--- start of MATERIAL TO PROCESS ---
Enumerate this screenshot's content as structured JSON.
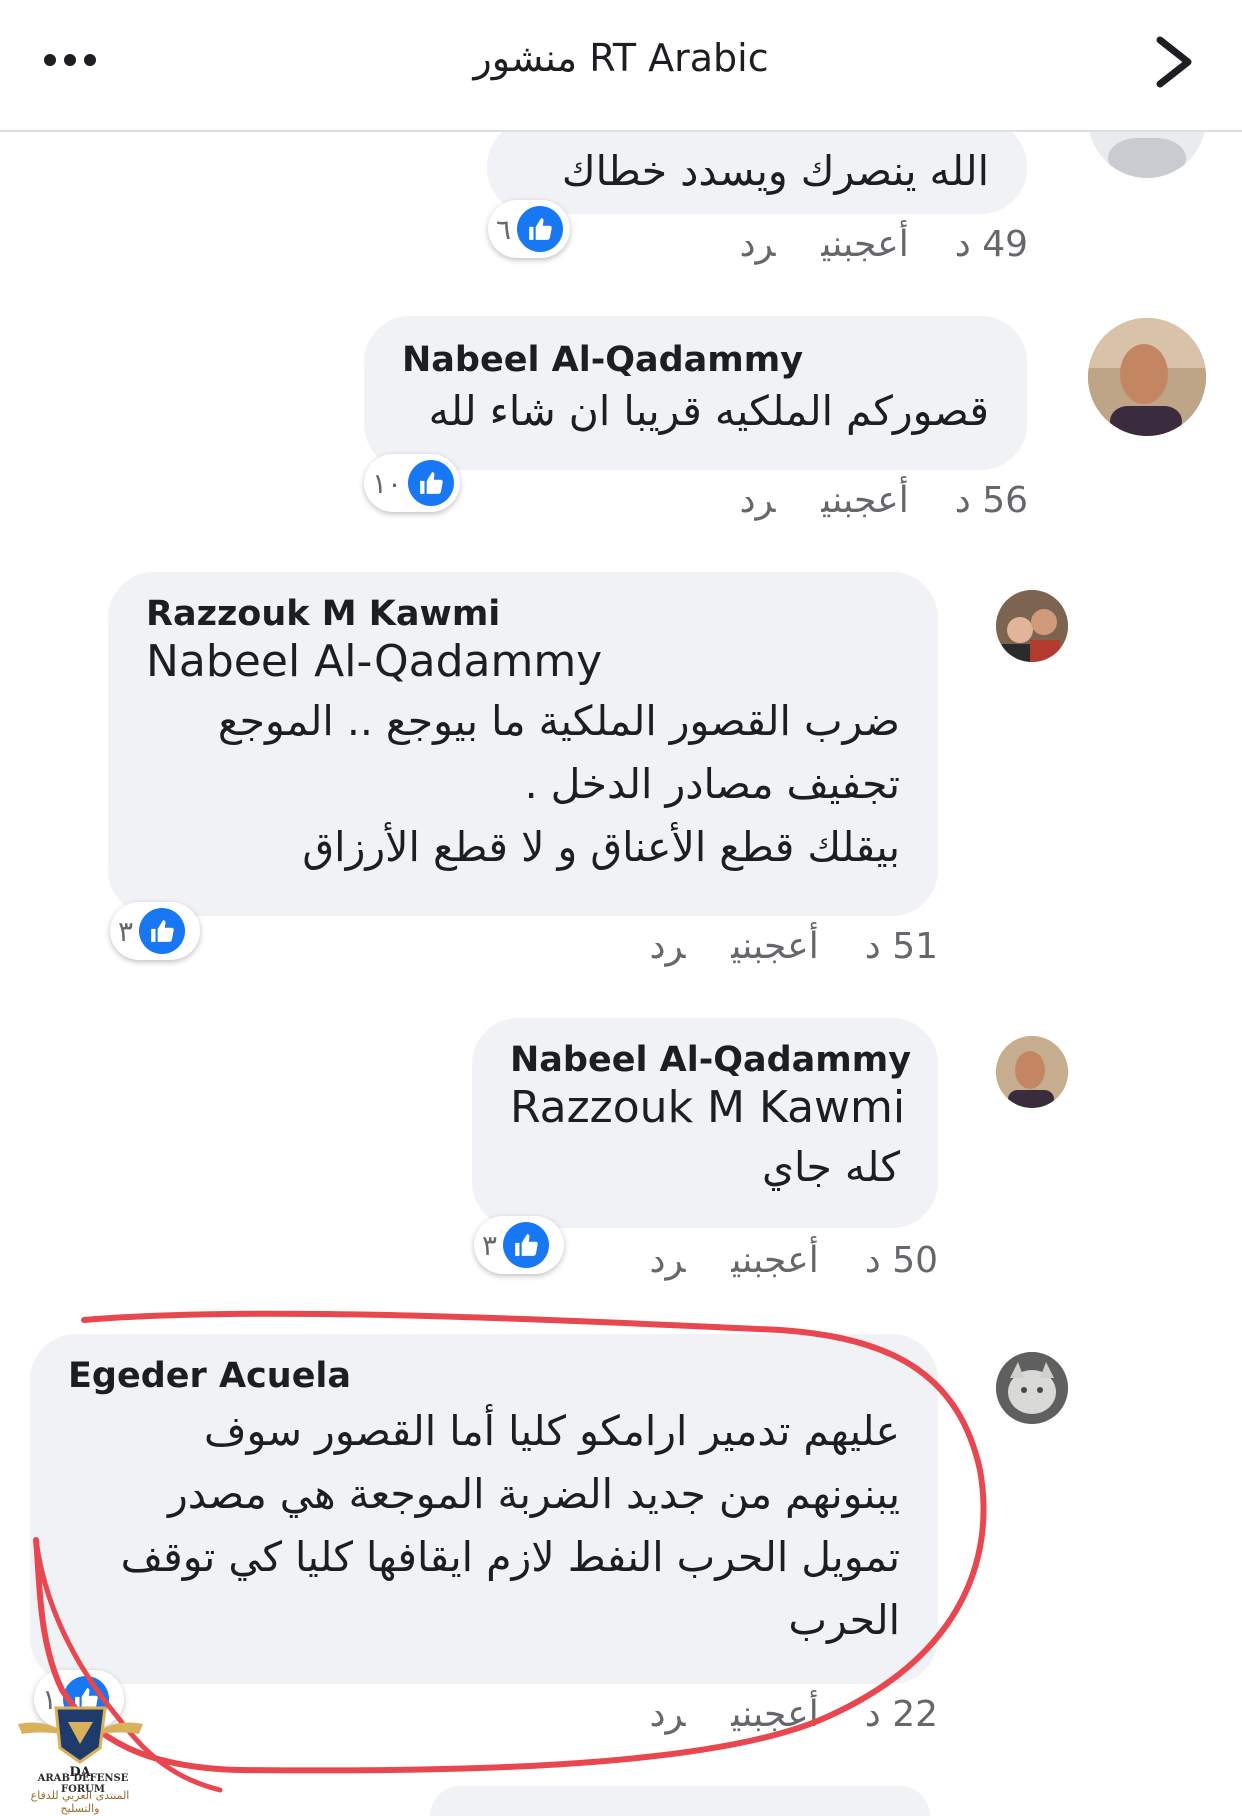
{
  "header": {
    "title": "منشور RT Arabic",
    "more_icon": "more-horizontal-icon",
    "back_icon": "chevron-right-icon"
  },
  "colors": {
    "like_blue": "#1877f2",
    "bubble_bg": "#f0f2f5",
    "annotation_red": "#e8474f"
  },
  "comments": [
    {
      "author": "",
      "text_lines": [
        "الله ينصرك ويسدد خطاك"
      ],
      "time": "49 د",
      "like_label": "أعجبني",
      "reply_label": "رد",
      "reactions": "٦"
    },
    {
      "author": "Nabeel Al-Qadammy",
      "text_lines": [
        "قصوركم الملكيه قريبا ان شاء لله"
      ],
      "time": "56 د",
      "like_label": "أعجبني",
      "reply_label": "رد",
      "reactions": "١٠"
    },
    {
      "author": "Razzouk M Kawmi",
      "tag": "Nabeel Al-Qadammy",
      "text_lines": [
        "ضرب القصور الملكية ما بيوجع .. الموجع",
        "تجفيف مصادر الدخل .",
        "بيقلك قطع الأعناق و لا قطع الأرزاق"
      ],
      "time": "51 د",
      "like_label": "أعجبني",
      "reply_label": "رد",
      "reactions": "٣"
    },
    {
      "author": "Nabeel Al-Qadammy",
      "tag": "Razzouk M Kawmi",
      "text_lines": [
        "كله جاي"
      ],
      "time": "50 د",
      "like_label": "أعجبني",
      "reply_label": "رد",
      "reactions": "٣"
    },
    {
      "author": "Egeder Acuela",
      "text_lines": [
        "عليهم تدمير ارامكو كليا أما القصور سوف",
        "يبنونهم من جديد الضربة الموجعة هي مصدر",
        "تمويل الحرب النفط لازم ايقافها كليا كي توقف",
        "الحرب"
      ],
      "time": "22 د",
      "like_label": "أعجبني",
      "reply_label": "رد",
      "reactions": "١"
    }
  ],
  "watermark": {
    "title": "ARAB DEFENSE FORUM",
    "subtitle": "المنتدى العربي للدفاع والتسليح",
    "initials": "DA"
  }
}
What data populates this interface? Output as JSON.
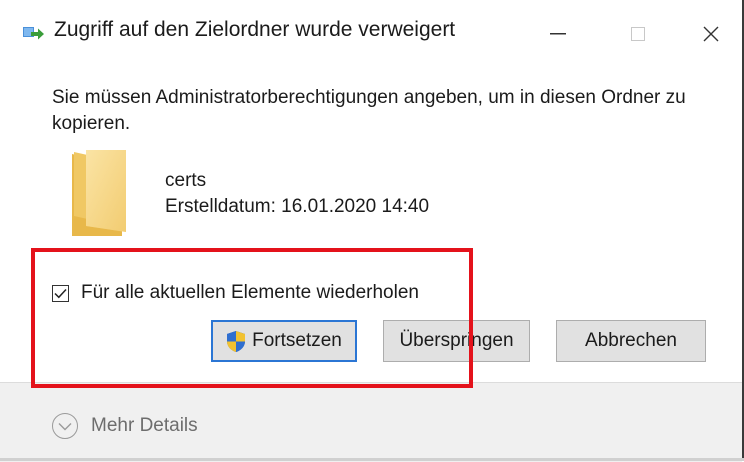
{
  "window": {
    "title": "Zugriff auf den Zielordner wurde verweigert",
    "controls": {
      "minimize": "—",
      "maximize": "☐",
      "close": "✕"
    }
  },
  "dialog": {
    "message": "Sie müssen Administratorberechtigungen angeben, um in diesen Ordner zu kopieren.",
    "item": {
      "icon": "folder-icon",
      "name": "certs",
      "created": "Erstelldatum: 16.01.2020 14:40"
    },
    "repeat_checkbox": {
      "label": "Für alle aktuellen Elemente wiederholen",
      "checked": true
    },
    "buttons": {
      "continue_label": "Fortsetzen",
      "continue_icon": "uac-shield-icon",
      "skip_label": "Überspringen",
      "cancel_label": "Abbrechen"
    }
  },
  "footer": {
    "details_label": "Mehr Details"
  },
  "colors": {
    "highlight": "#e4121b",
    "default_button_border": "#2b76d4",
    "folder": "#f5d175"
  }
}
--- end of MATERIAL TO PROCESS ---
--- start of MATERIAL TO PROCESS ---
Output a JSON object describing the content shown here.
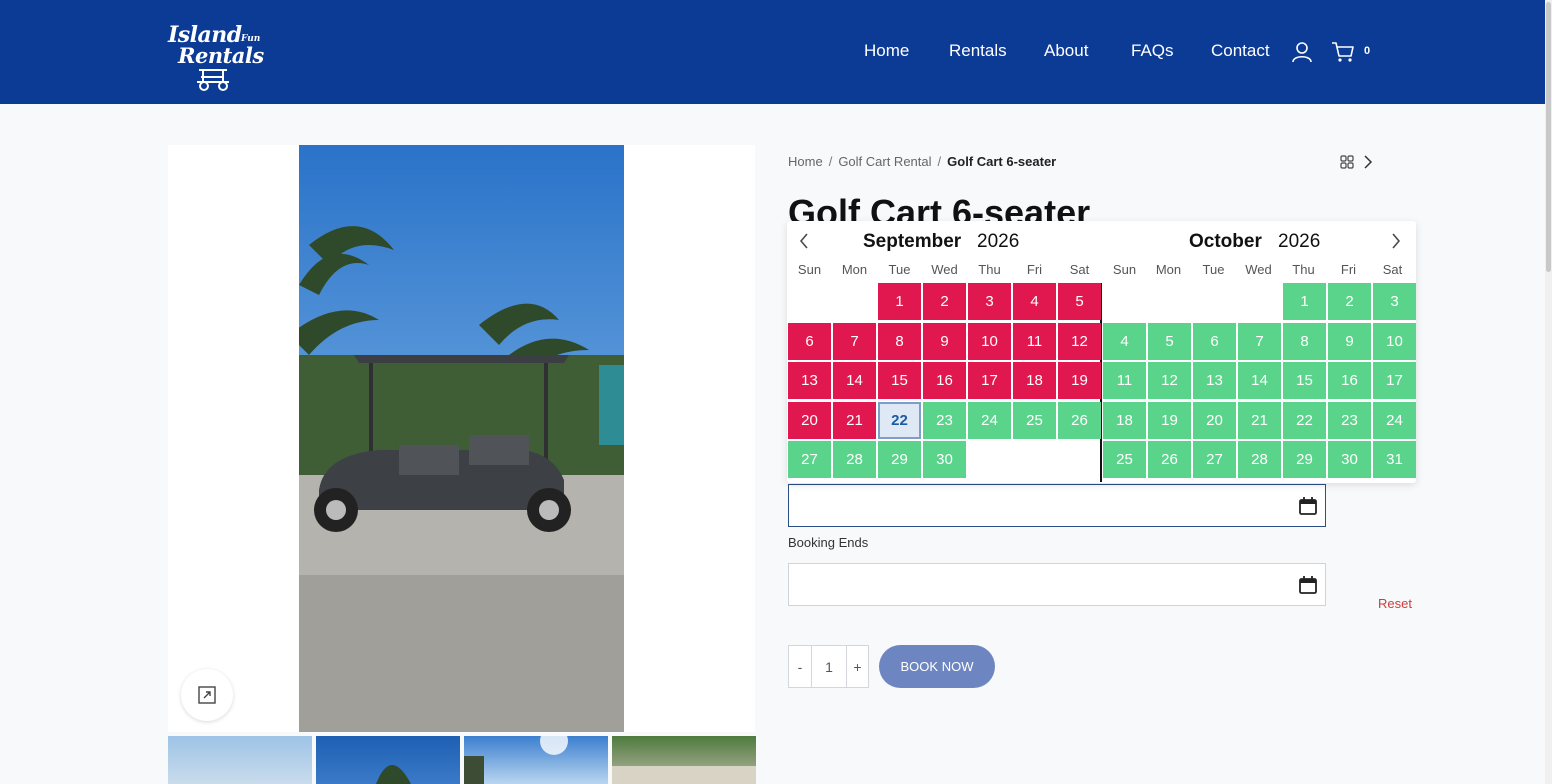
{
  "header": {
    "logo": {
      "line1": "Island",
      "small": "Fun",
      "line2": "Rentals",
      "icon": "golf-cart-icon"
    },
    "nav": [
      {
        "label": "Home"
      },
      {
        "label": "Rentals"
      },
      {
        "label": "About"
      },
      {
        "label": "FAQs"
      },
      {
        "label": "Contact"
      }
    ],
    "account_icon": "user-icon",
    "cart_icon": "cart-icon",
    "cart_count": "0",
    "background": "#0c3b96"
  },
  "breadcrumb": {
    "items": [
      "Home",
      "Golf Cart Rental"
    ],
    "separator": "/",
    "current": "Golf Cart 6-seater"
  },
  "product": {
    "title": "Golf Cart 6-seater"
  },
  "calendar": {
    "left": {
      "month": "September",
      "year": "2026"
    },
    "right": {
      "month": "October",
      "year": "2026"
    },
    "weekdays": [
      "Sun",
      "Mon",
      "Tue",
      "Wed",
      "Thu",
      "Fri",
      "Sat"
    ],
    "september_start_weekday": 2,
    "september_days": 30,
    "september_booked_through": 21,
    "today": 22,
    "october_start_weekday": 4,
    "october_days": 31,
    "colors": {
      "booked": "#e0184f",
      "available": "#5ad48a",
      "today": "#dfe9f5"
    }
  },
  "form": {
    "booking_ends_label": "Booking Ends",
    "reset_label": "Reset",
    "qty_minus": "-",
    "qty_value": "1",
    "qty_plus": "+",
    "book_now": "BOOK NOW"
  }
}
--- end of MATERIAL TO PROCESS ---
--- start of MATERIAL TO PROCESS ---
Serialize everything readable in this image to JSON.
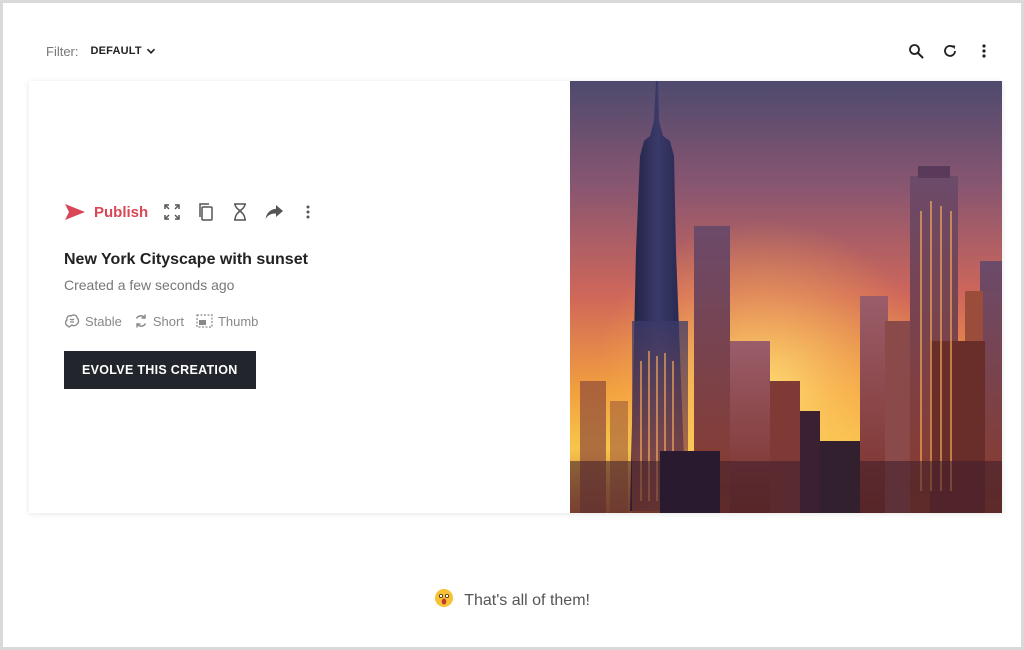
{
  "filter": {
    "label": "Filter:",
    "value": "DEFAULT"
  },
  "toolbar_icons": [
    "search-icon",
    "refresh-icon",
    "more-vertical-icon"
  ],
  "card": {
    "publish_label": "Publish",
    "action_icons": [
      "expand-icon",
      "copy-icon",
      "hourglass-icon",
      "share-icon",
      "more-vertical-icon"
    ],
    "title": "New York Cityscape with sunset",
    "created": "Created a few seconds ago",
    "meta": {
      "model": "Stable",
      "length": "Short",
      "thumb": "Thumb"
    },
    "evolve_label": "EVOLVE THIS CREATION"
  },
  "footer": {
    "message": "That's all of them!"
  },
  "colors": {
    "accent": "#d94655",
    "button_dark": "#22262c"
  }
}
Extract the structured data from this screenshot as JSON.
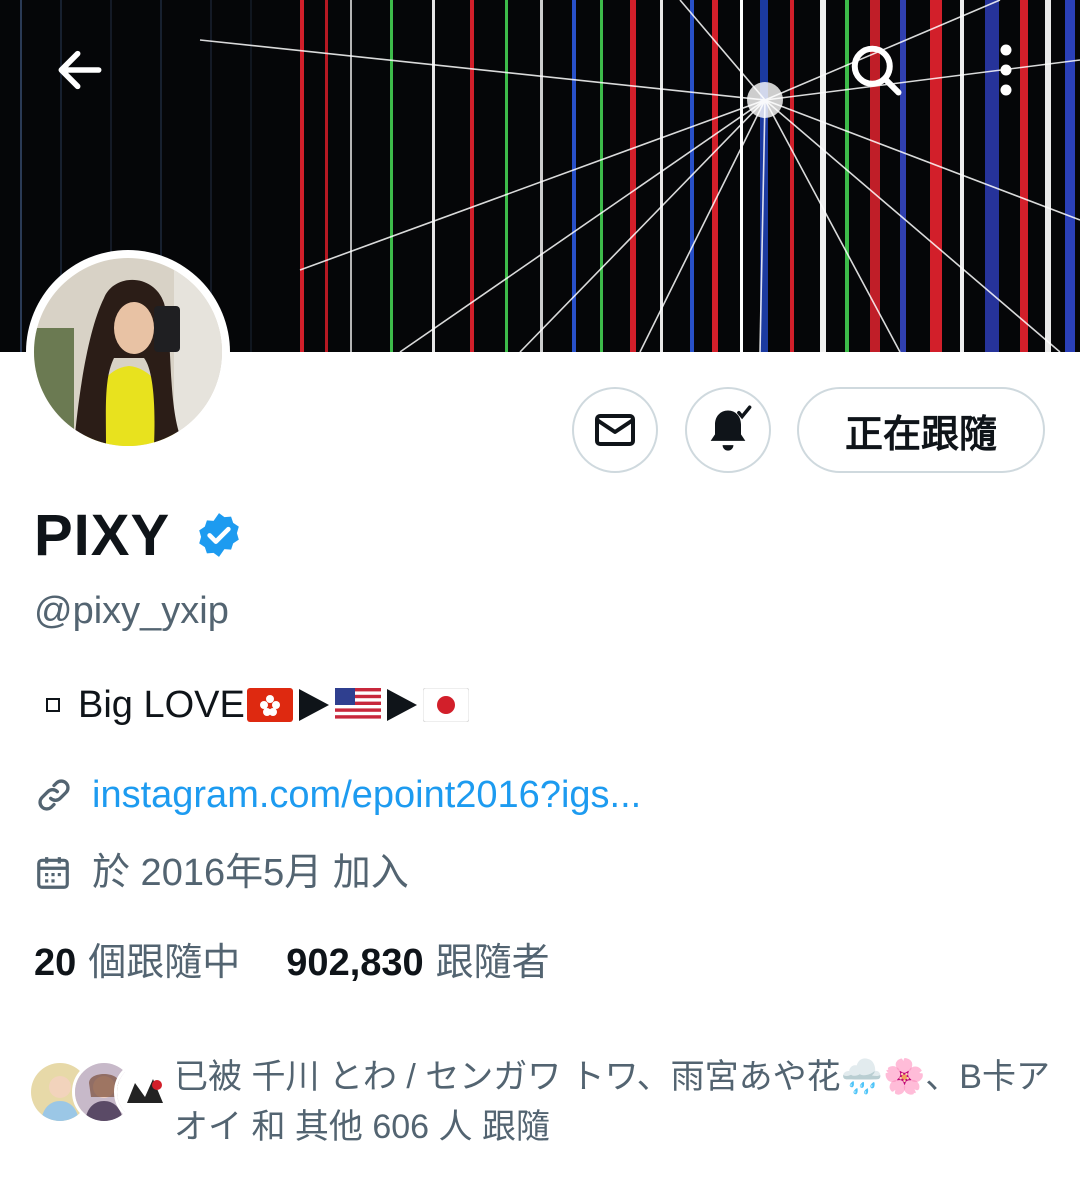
--- end of MATERIAL TO PROCESS ---
Repeat exactly the lines above, from the line that contains "Serialize everything readable" down through the line that contains "Extract the structured". Include both of those lines and none of the pictures.

OUTPUT FOR THIS EXERCISE:
Serialize everything readable in this image to JSON.
{
  "filter": {
    "label": "Filter:",
    "value": "DEFAULT"
  },
  "toolbar_icons": [
    "search-icon",
    "refresh-icon",
    "more-vertical-icon"
  ],
  "card": {
    "publish_label": "Publish",
    "action_icons": [
      "expand-icon",
      "copy-icon",
      "hourglass-icon",
      "share-icon",
      "more-vertical-icon"
    ],
    "title": "New York Cityscape with sunset",
    "created": "Created a few seconds ago",
    "meta": {
      "model": "Stable",
      "length": "Short",
      "thumb": "Thumb"
    },
    "evolve_label": "EVOLVE THIS CREATION"
  },
  "footer": {
    "message": "That's all of them!"
  },
  "colors": {
    "accent": "#d94655",
    "button_dark": "#22262c"
  }
}
Extract the structured data from this screenshot as JSON.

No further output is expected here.